» **TASK STATEMENT**: Without including any images, repeat the data exactly.

[BEGIN]

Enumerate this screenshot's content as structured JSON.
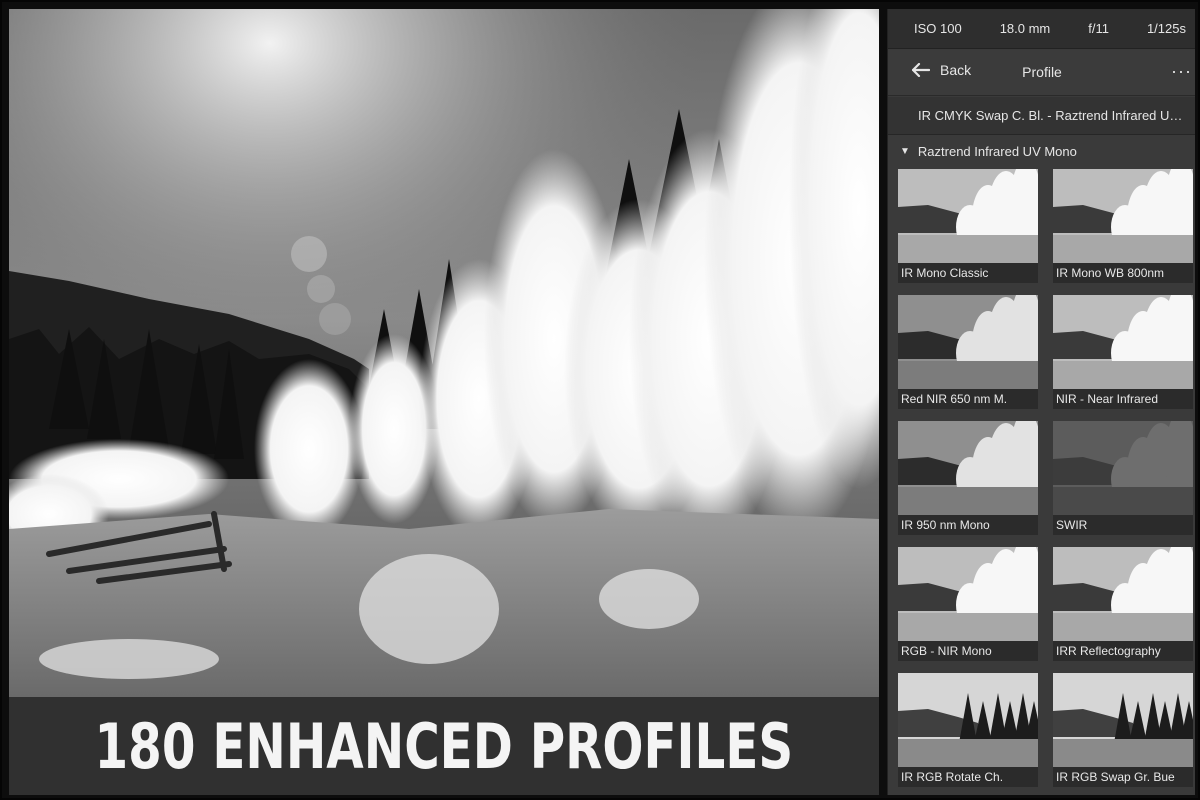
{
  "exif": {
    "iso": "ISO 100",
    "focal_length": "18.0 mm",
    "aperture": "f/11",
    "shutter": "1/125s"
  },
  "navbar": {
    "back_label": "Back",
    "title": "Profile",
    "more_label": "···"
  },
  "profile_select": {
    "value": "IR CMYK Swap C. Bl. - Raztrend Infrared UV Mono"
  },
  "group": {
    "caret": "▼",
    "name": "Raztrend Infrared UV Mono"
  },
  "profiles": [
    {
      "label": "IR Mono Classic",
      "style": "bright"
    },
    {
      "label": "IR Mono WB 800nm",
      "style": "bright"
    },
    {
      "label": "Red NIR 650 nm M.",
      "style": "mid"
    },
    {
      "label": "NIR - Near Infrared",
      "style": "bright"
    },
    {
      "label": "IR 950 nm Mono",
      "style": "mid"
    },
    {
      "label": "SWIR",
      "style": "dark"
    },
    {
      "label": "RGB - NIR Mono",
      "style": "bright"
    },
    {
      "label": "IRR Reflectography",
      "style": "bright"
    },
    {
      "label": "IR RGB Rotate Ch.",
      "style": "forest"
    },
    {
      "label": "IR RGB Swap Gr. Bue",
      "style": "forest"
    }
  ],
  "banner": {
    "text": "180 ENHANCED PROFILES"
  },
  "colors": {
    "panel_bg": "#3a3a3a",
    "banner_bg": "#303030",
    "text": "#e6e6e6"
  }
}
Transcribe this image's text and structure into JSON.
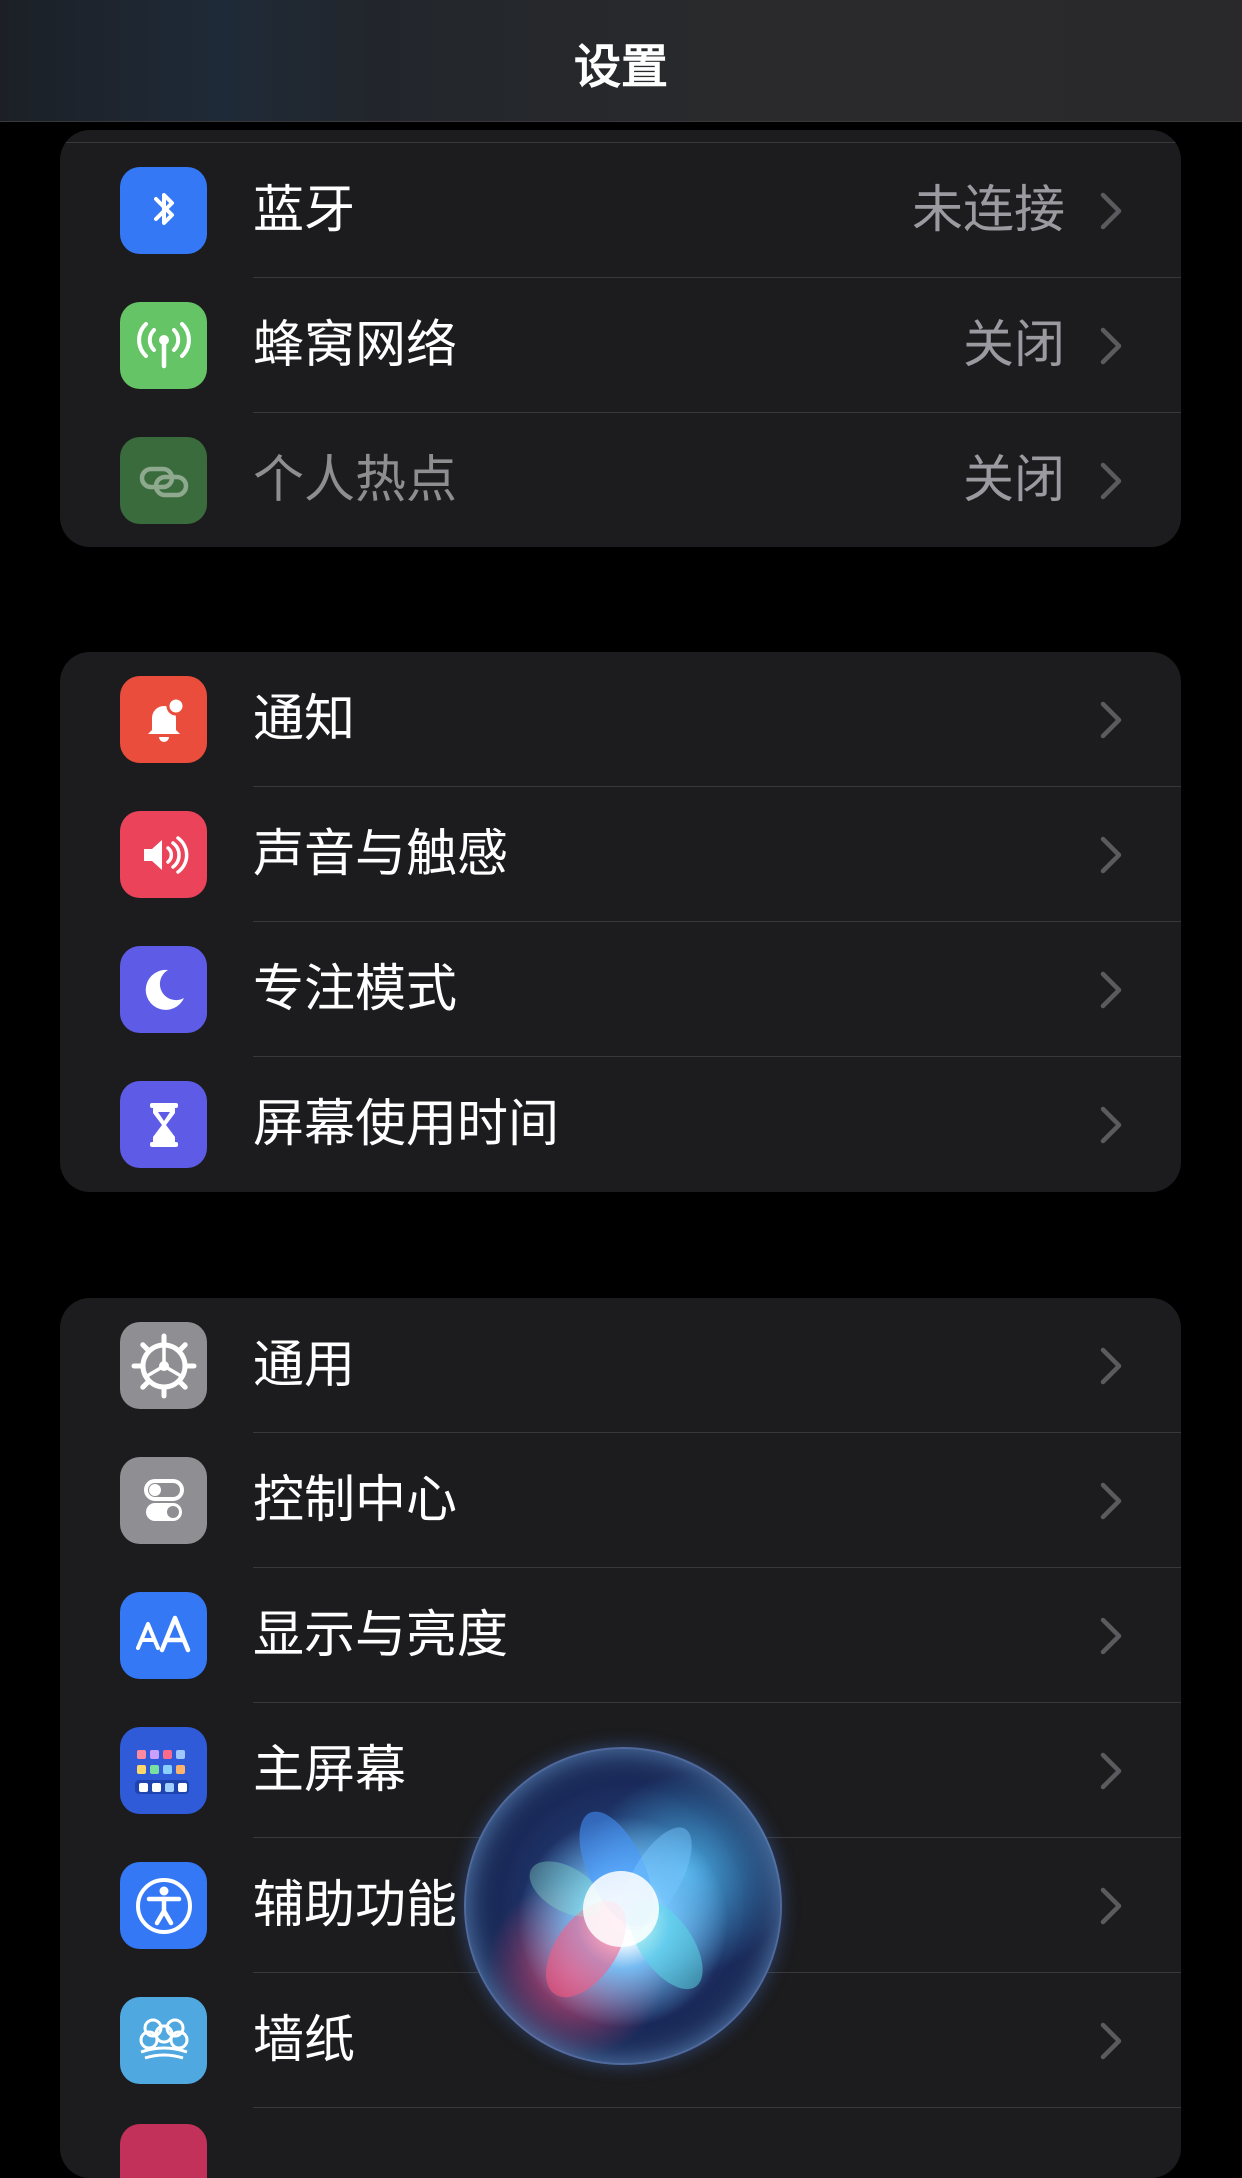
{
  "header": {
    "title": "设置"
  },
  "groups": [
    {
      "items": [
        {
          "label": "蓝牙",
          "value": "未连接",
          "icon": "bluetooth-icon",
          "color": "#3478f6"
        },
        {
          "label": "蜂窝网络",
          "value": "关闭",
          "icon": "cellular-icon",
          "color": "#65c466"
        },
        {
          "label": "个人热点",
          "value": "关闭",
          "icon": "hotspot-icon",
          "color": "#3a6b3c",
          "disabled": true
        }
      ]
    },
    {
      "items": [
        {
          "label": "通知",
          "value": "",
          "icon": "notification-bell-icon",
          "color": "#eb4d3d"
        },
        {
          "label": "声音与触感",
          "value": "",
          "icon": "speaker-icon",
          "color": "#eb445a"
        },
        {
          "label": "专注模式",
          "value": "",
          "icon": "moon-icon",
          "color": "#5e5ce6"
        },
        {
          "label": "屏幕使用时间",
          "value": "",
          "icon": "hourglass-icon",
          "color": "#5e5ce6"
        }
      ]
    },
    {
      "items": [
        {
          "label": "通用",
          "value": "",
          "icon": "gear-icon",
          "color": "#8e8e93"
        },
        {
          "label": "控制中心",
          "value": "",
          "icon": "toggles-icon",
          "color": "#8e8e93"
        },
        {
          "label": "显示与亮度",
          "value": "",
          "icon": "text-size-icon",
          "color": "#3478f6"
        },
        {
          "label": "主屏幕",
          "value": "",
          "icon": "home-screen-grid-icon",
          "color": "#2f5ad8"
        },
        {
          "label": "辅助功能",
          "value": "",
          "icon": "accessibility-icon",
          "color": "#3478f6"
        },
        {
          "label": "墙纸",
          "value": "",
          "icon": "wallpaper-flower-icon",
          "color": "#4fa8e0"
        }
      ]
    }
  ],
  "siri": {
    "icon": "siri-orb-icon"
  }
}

[END]

» **WORKED SOLUTION**:
Enumerate this screenshot's content as structured JSON.
{
  "exif": {
    "iso": "ISO 100",
    "focal_length": "18.0 mm",
    "aperture": "f/11",
    "shutter": "1/125s"
  },
  "navbar": {
    "back_label": "Back",
    "title": "Profile",
    "more_label": "···"
  },
  "profile_select": {
    "value": "IR CMYK Swap C. Bl. - Raztrend Infrared UV Mono"
  },
  "group": {
    "caret": "▼",
    "name": "Raztrend Infrared UV Mono"
  },
  "profiles": [
    {
      "label": "IR Mono Classic",
      "style": "bright"
    },
    {
      "label": "IR Mono WB 800nm",
      "style": "bright"
    },
    {
      "label": "Red NIR 650 nm M.",
      "style": "mid"
    },
    {
      "label": "NIR - Near Infrared",
      "style": "bright"
    },
    {
      "label": "IR 950 nm Mono",
      "style": "mid"
    },
    {
      "label": "SWIR",
      "style": "dark"
    },
    {
      "label": "RGB - NIR Mono",
      "style": "bright"
    },
    {
      "label": "IRR Reflectography",
      "style": "bright"
    },
    {
      "label": "IR RGB Rotate Ch.",
      "style": "forest"
    },
    {
      "label": "IR RGB Swap Gr. Bue",
      "style": "forest"
    }
  ],
  "banner": {
    "text": "180 ENHANCED PROFILES"
  },
  "colors": {
    "panel_bg": "#3a3a3a",
    "banner_bg": "#303030",
    "text": "#e6e6e6"
  }
}
Transcribe this image's text and structure into JSON.
{
  "header": {
    "title": "设置"
  },
  "groups": [
    {
      "items": [
        {
          "label": "蓝牙",
          "value": "未连接",
          "icon": "bluetooth-icon",
          "color": "#3478f6"
        },
        {
          "label": "蜂窝网络",
          "value": "关闭",
          "icon": "cellular-icon",
          "color": "#65c466"
        },
        {
          "label": "个人热点",
          "value": "关闭",
          "icon": "hotspot-icon",
          "color": "#3a6b3c",
          "disabled": true
        }
      ]
    },
    {
      "items": [
        {
          "label": "通知",
          "value": "",
          "icon": "notification-bell-icon",
          "color": "#eb4d3d"
        },
        {
          "label": "声音与触感",
          "value": "",
          "icon": "speaker-icon",
          "color": "#eb445a"
        },
        {
          "label": "专注模式",
          "value": "",
          "icon": "moon-icon",
          "color": "#5e5ce6"
        },
        {
          "label": "屏幕使用时间",
          "value": "",
          "icon": "hourglass-icon",
          "color": "#5e5ce6"
        }
      ]
    },
    {
      "items": [
        {
          "label": "通用",
          "value": "",
          "icon": "gear-icon",
          "color": "#8e8e93"
        },
        {
          "label": "控制中心",
          "value": "",
          "icon": "toggles-icon",
          "color": "#8e8e93"
        },
        {
          "label": "显示与亮度",
          "value": "",
          "icon": "text-size-icon",
          "color": "#3478f6"
        },
        {
          "label": "主屏幕",
          "value": "",
          "icon": "home-screen-grid-icon",
          "color": "#2f5ad8"
        },
        {
          "label": "辅助功能",
          "value": "",
          "icon": "accessibility-icon",
          "color": "#3478f6"
        },
        {
          "label": "墙纸",
          "value": "",
          "icon": "wallpaper-flower-icon",
          "color": "#4fa8e0"
        }
      ]
    }
  ],
  "siri": {
    "icon": "siri-orb-icon"
  }
}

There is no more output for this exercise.